Recorded data
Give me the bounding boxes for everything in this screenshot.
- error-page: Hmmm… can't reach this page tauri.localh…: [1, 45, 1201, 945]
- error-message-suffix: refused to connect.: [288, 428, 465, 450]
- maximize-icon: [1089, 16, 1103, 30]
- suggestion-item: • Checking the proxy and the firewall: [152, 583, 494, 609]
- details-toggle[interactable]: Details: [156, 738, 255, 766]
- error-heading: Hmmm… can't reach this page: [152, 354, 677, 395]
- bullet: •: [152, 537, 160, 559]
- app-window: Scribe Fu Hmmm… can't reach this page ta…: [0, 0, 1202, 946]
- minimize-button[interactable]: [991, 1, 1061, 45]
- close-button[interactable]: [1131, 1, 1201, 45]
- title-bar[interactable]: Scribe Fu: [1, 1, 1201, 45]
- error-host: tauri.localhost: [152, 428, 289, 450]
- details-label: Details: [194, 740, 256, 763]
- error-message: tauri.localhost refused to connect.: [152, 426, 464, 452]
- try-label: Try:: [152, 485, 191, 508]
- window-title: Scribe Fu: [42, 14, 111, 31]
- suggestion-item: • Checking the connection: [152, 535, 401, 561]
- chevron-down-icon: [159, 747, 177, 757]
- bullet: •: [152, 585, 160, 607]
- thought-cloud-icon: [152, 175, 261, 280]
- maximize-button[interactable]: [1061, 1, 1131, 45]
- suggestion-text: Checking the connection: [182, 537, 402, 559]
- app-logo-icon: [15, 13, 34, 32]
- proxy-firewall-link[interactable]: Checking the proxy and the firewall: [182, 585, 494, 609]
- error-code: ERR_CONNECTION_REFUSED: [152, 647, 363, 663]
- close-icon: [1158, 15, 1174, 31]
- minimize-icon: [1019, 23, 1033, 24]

◆ **Given task**: Convert every line of the items above into a Markdown table with the columns "Row" and "Line," numbering each row and leaving out blank lines.

◆ **Response**:
| Row | Line |
|---|---|
| 1 | Give me the bounding boxes for everything in this screenshot. |
| 2 | - error-page: Hmmm… can't reach this page tauri.localh…: [1, 45, 1201, 945] |
| 3 | - error-message-suffix: refused to connect.: [288, 428, 465, 450] |
| 4 | - maximize-icon: [1089, 16, 1103, 30] |
| 5 | - suggestion-item: • Checking the proxy and the firewall: [152, 583, 494, 609] |
| 6 | - details-toggle[interactable]: Details: [156, 738, 255, 766] |
| 7 | - error-heading: Hmmm… can't reach this page: [152, 354, 677, 395] |
| 8 | - bullet: •: [152, 537, 160, 559] |
| 9 | - app-window: Scribe Fu Hmmm… can't reach this page ta…: [0, 0, 1202, 946] |
| 10 | - minimize-button[interactable]: [991, 1, 1061, 45] |
| 11 | - close-button[interactable]: [1131, 1, 1201, 45] |
| 12 | - title-bar[interactable]: Scribe Fu: [1, 1, 1201, 45] |
| 13 | - error-host: tauri.localhost: [152, 428, 289, 450] |
| 14 | - details-label: Details: [194, 740, 256, 763] |
| 15 | - error-message: tauri.localhost refused to connect.: [152, 426, 464, 452] |
| 16 | - try-label: Try:: [152, 485, 191, 508] |
| 17 | - window-title: Scribe Fu: [42, 14, 111, 31] |
| 18 | - suggestion-item: • Checking the connection: [152, 535, 401, 561] |
| 19 | - chevron-down-icon: [159, 747, 177, 757] |
| 20 | - bullet: •: [152, 585, 160, 607] |
| 21 | - thought-cloud-icon: [152, 175, 261, 280] |
| 22 | - maximize-button[interactable]: [1061, 1, 1131, 45] |
| 23 | - suggestion-text: Checking the connection: [182, 537, 402, 559] |
| 24 | - app-logo-icon: [15, 13, 34, 32] |
| 25 | - proxy-firewall-link[interactable]: Checking the proxy and the firewall: [182, 585, 494, 609] |
| 26 | - error-code: ERR_CONNECTION_REFUSED: [152, 647, 363, 663] |
| 27 | - close-icon: [1158, 15, 1174, 31] |
| 28 | - minimize-icon: [1019, 23, 1033, 24] |